── Passage for review

Biggest hit: Cutting taxes, cutting throats A history of taxation in 21/8
Deep cut: Reigning Keynes Slayer riffs and the essays of John Maynard Keynes shouldn’t go well together and yet somehow they do.
3. Floatyhead
Cut from a very different cloth to CoinBastard,Floatyhead are a throwback to the glory days of prog – the 1990s. Lead singer and main songwriter Jim Bradford’s floaty falsetto and lightly strummed guitar are the centre and heart of this indie-prog band, but it’s the creativity, exploration and drive of the rest of the ensemble that truly give them their edge. From Gareth Cole’s guitar to Timothy Pickering’s oscillating basssynth, the group weave bizarre rhythms and bewildering countermelodies around Bradford’s self-indulgent whiny songs. Miserable, but epic.
Biggest hit:Why do all the girls hate me? A tale of thwarted love in two simultaneous keys, with Pickering playing seven home made synth instruments at once.

────

# What to work on
1. Reproduce the band profiles word for word, starting at "Biggest hit:Why do" and ending at "instruments at once.".
2. Go on with the band profiles from the point where they stop.
The data after this has nothing to do with the band profiles.

── Data records

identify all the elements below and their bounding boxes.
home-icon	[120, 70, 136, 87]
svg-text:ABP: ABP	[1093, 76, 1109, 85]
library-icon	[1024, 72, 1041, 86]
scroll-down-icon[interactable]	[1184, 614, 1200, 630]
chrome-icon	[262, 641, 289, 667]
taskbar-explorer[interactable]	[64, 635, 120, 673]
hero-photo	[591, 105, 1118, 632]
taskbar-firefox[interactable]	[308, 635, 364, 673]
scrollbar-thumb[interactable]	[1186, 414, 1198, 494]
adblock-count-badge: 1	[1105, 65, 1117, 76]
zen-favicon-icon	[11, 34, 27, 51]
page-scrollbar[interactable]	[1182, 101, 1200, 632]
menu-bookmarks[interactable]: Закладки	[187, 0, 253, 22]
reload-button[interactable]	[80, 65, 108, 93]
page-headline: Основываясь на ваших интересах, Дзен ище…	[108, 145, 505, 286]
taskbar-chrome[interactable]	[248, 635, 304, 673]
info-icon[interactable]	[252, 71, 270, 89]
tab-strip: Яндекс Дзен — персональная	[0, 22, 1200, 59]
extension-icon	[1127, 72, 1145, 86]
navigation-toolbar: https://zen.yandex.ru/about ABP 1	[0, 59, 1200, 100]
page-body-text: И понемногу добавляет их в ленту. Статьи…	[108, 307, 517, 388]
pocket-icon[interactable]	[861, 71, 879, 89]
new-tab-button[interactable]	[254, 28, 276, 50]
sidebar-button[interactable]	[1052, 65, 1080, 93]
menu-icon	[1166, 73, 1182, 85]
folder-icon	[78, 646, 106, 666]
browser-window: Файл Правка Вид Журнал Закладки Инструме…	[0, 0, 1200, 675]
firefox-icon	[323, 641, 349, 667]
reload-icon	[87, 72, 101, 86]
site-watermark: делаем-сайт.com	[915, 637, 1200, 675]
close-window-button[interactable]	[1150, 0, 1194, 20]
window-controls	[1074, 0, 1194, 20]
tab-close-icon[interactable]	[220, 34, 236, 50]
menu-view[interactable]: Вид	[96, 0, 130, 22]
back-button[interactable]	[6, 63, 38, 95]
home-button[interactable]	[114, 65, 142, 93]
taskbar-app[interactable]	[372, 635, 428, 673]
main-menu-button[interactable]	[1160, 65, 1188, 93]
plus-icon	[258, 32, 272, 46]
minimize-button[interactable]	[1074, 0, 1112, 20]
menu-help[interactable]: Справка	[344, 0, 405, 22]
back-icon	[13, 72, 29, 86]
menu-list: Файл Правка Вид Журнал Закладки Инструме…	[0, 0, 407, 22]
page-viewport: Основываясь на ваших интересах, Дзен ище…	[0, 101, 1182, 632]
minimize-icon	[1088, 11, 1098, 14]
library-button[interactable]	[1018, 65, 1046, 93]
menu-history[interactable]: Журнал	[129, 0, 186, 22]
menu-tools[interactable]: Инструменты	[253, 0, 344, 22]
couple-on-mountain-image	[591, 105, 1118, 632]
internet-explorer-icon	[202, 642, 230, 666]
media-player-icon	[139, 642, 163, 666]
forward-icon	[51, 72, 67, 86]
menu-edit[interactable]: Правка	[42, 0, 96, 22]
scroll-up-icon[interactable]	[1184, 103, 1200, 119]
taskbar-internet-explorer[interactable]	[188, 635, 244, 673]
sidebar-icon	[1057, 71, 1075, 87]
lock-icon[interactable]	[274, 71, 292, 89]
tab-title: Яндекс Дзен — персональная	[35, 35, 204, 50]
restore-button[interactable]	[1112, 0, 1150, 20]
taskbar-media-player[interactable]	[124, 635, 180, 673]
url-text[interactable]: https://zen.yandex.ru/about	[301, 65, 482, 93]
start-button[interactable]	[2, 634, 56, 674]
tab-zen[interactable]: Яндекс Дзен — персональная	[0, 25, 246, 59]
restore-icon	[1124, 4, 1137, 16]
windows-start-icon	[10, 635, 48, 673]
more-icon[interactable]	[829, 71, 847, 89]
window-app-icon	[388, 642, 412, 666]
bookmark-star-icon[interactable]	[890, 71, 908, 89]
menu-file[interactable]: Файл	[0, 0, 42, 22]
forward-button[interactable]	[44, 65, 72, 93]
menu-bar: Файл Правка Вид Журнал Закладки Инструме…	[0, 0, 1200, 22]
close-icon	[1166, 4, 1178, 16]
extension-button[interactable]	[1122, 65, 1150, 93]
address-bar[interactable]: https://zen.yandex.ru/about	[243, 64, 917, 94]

────

# Answers for the tasks
1.
Biggest hit:Why do all the girls hate me? A tale of thwarted love in two simultaneous keys, with Pickering playing seven home made synth instruments at once.

2.
Deep cut: I was happy once but then my dog died and was eaten by a bear. An off-cut from their seventh album, and only released for the 20th anniversary 70 disc re-release, this was always a fan favourite at live shows.
2. Mellotronitis
What can be said about Mellotronitis that hasn’t been said before? Pastoral mellotron soundscapes, slow, tuneful solos, lyrics about dragons and fairies.They would have been at home in any era of prog. Rapper and turntablist Jessica Longturk fronts the band, spitting bars at a hundred-miles-an-hour over the mellotron soundscapes the rest of the band conjure up, easily the most talented of the prog rappers since the genre finally embraced the hip-hop crossover it had been flirting with since 2027.
Biggest hit:Gangsta Gonna Get Dem Elves. The prog-hop anthem that needs no introduction.
Deep cut: Guns and Hos in the Court of King Alfred. Knightly quests, mellotron solos, break beats and a ten minute excursion on what would happen if you used an uzi in medieval battle. Classic.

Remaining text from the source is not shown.